■ REQUIRED ACTIONS
A. In the model comparison article, what is the name of the open source embedding models that Snowflake released that week?
B. Continue the model comparison article from the point where it stops.

■ TEXT PASSAGE
((

Pick Your Fighter : Easy Model Comparisons with Streamlit & Cortex

There can only be one. Except when there are many.

Published in

Snowflake Builders Blog: Data Engineers, App Developers, AI/ML, & Data Science

6 min readApr 22, 2024

It’s the reality of working in the Generative AI space that the moment I hit ‘publish’ on this article, it’ll immediately become out of date. This week alone, we’ve seen the release of Llama 3 (8b & 70b), the technical write-up of Mixtral-8x22b, the general release of Reka-core, as well as Snowflake’s state-of-the-art open source embedding models: Snowflake-Arctic. It’s equal parts exhilarating and exhausting.

The issue with all this choice is that the question of “which model should I use for…?” becomes increasingly nuanced. Even smaller models are highly capable these days. However, benchmarking well is one thing, performing accurately at a given real world task is another. So, how do you pick? Equally, if you were previously using a Llama 2 model, how can you ensure that swapping to a Llama 3 results in net positive gains?

To rapidly solve this challenge — and most of life’s problems — I find myself turning to Streamlit-in-Snowflake. Combined with Cortex’s unbelievable ease of use, comparing models on a like-for-like prompt becomes a breeze. The best part? Once again, achieved in very few lines of simple code:

import streamlit as st
from snowflake.snowpark.context import get_active_session
session = get_active_session()
st.set_page_config(layout="wide")

st.title("Cortex Model Comparison")
st.write("""[docs.streamlit.io](https://docs.streamlit.io).""")

@st.cache_data #don't issue a new query if nothing else changes
def cortex_query(model, prompt,temp):
    prompt = prompt.replace("'","\\'") #account for pesky quotes
 
    q = """SELECT SNOWFLAKE.CORTEX.COMPLETE('%s',
    [{'role': 'user',
    'content': '%s'}],
    {'temperature': %d}) as resp,
    TRIM(GET(resp:choices,0):messages,'" ') as response,
    resp:usage:total_tokens::string as total_tokens
    ;""" % (model, prompt, temp)
    
    exc_q = session.sql(q).to_pandas()
    return exc_q

form = st.form("prompt_compare")

prompt = form.text_area("Enter your prompt:")

))

■ DATA SECTION
((

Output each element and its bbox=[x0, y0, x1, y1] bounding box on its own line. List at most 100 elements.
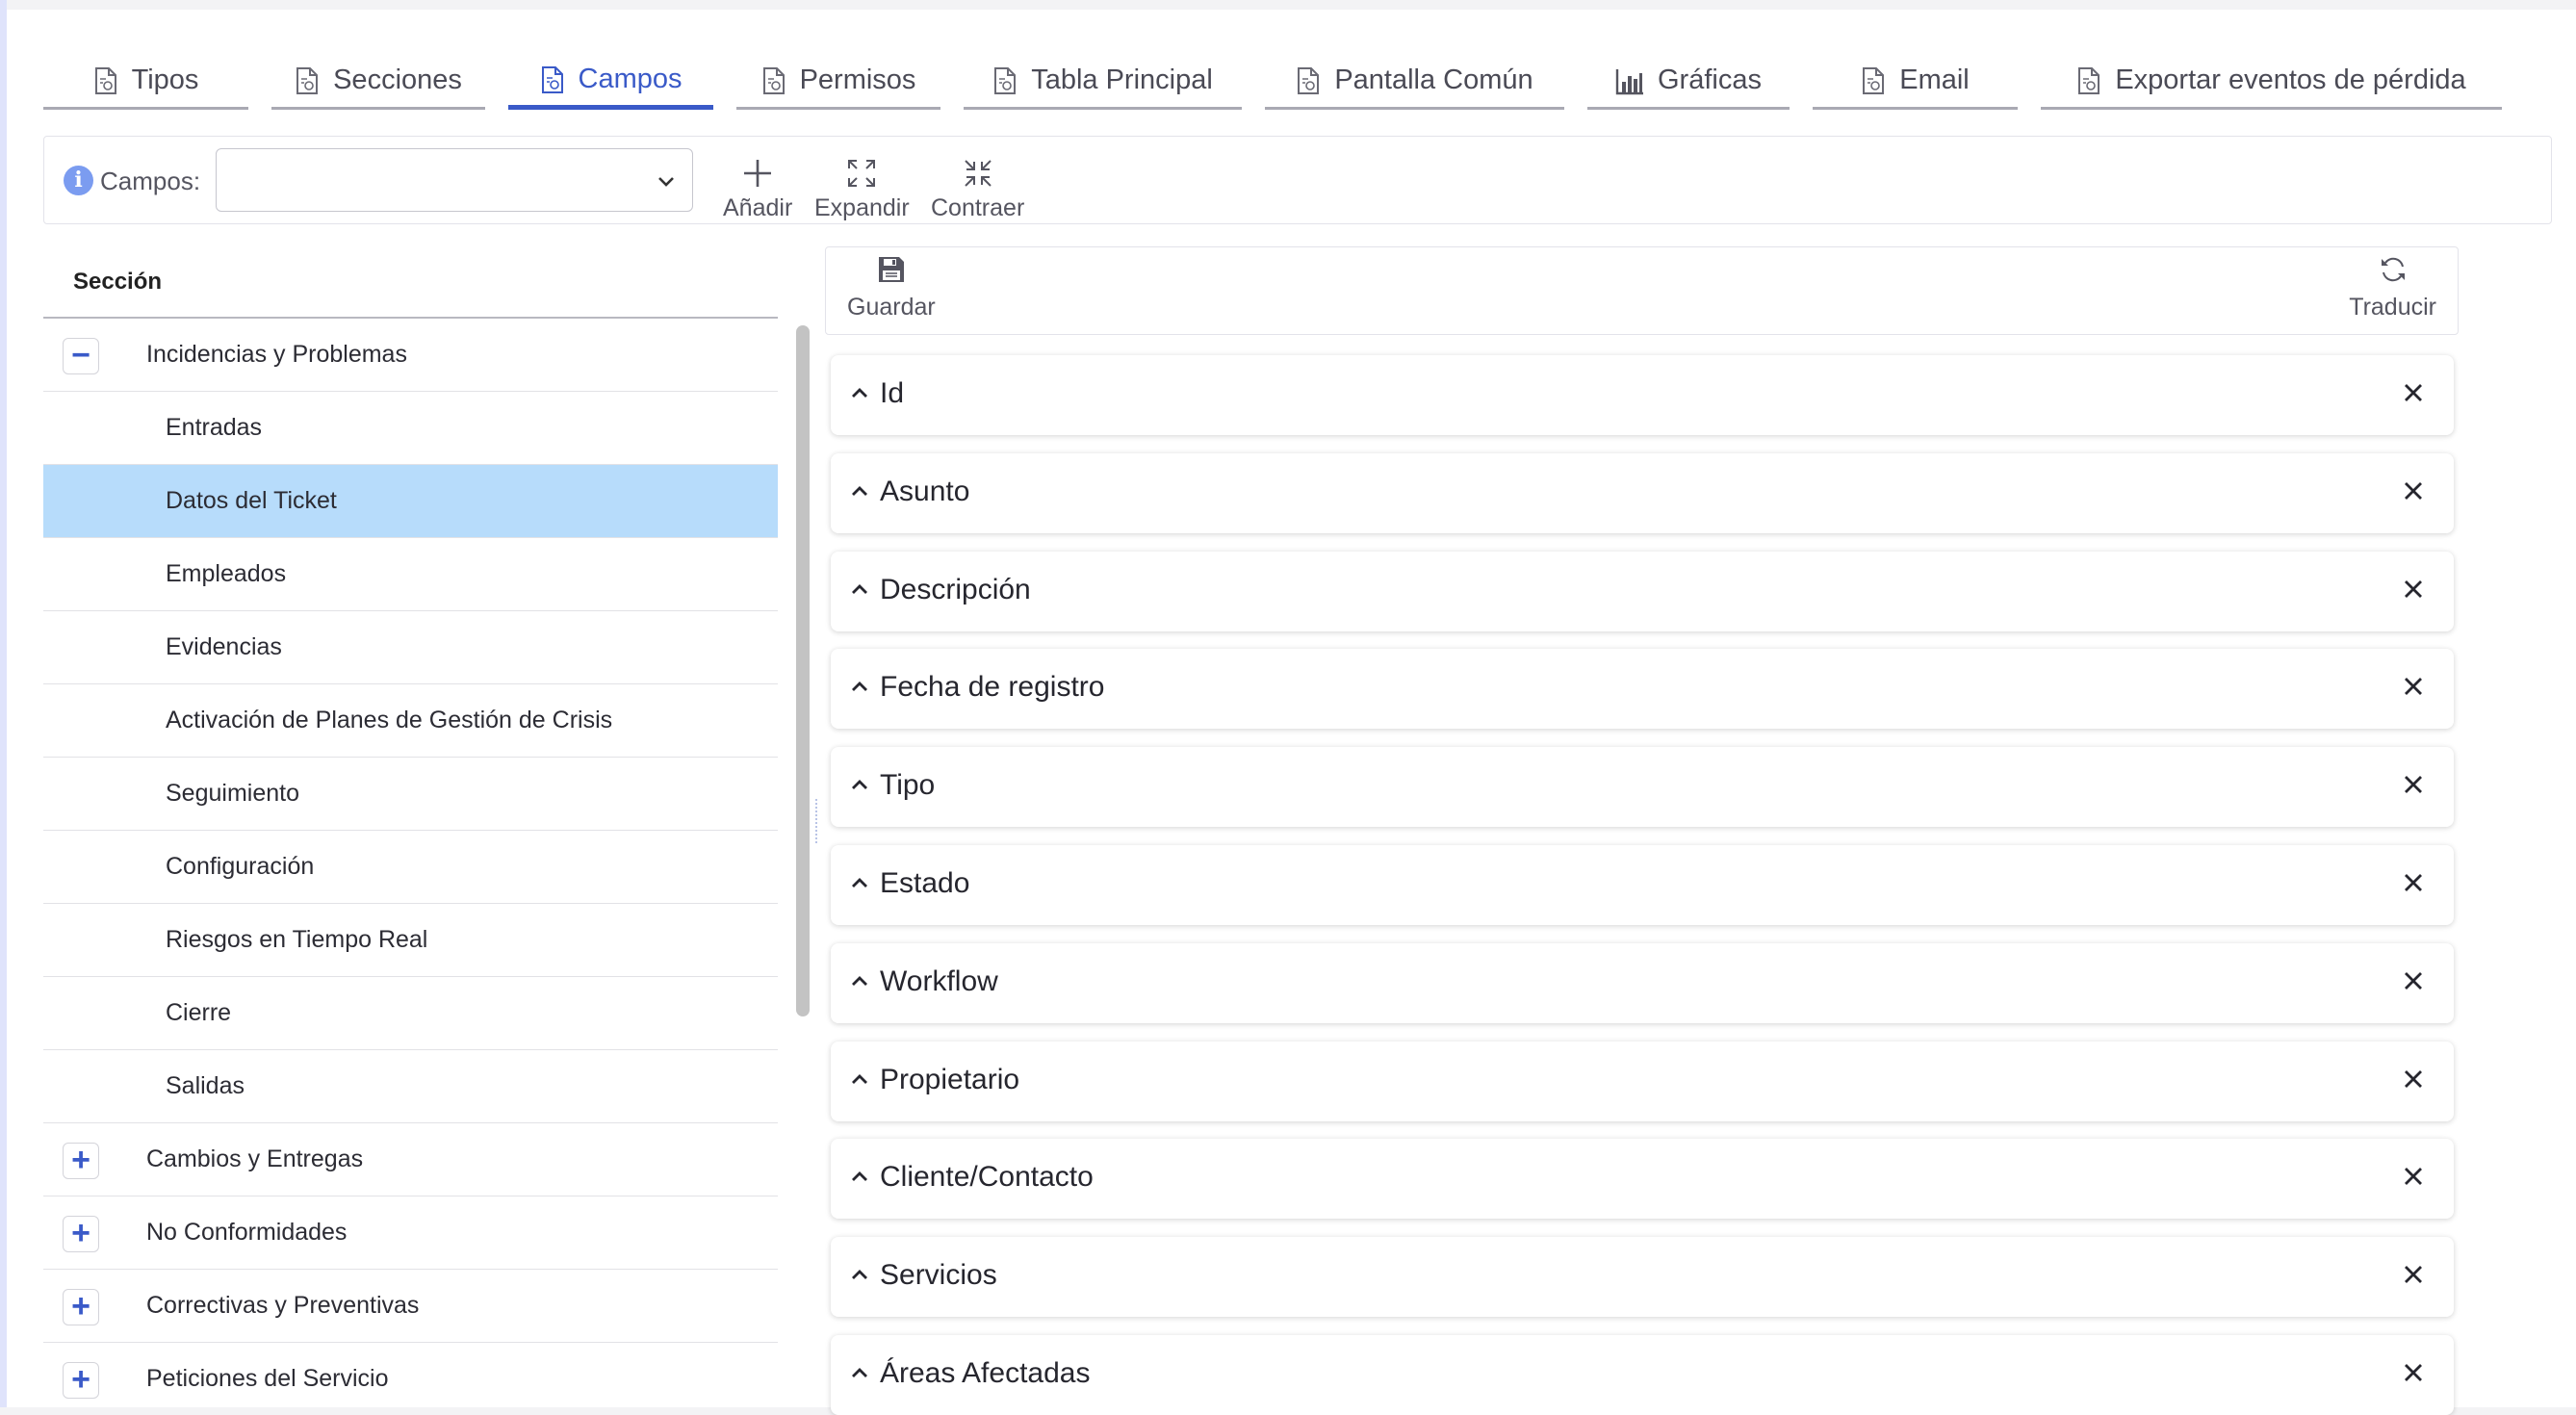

))

■ TASK RESULTS
A. Snowflake-Arctic

B.
submitted = form.form_submit_button("Submit")

col1, col2, spc, col3, col4 = st.columns([2,2, 1, 2,2])

model1 = col1.selectbox("Select the first model:",("mistral-large","reka-flash","mixtral-8x7b","mistral-7b","Gemma-7b","llama2-70b-chat"))
temp1 = col2.slider("Select temp:",0.0,1.0,0.2)

model2 = col3.selectbox("Select the second model:",("reka-flash","mistral-large","mixtral-8x7b","mistral-7b","Gemma-7b","llama2-70b-chat"))
temp2 = col4.slider("Select temp:",0.0,1.0,0.3)

chat1,spc2,chat2 = st.columns([4,1,4])

with chat1:
    if submitted:
        with st.chat_message("1"):
            reply1 = cortex_query(model1,prompt,temp1)
            st.markdown(reply1['RESPONSE'][0])
            st.info('Total tokens: ' + reply1['TOTAL_TOKENS'][0])

with chat2:
    if submitted:
        with st.chat_message("2"):
            reply2 = cortex_query(model2,prompt,temp2)
            st.write(reply2['RESPONSE'][0])
            st.info('Total tokens: ' + reply2['TOTAL_TOKENS'][0])

Firstly, what should I look for?

Before I explain the code, let’s run through when this app would be particularly helpful.

Beyond accuracy, it is crucial to test how a foundational model responds to a given prompt structure. For example, the Mistral collection of models will respect and add weight to shouting at it in ALL CAPS far more than other models. Llama, on the other hand, appears to prefer neatly structured XML tags such as <context> “Hello” </context>. Each time you swap a model for another or upgrade, checking the validity of the previous prompt is highly valuable.

An increasingly notable character of models (especially as they merge on accuracy) is the tonality of it’s response. Jokes aside, models appear to house their own unique personality. Perhaps unsurprising, given that they’re built on data and fine-tuned by humans, that there will a tendency to reflect the manner in which they’ve been built.

The last component, particularly important in generation tasks, is temperature. You can think of it as how much creative license you’re willing to give a model in its response. Set low (0.0 to 0.5) and replies will favour consistency and predictability. Set high (0.8 to 1), you’ll find responses are far more creative but random. Any higher and you’ll find models begin to resemble near drunken behaviour, sprouting next to nonsense.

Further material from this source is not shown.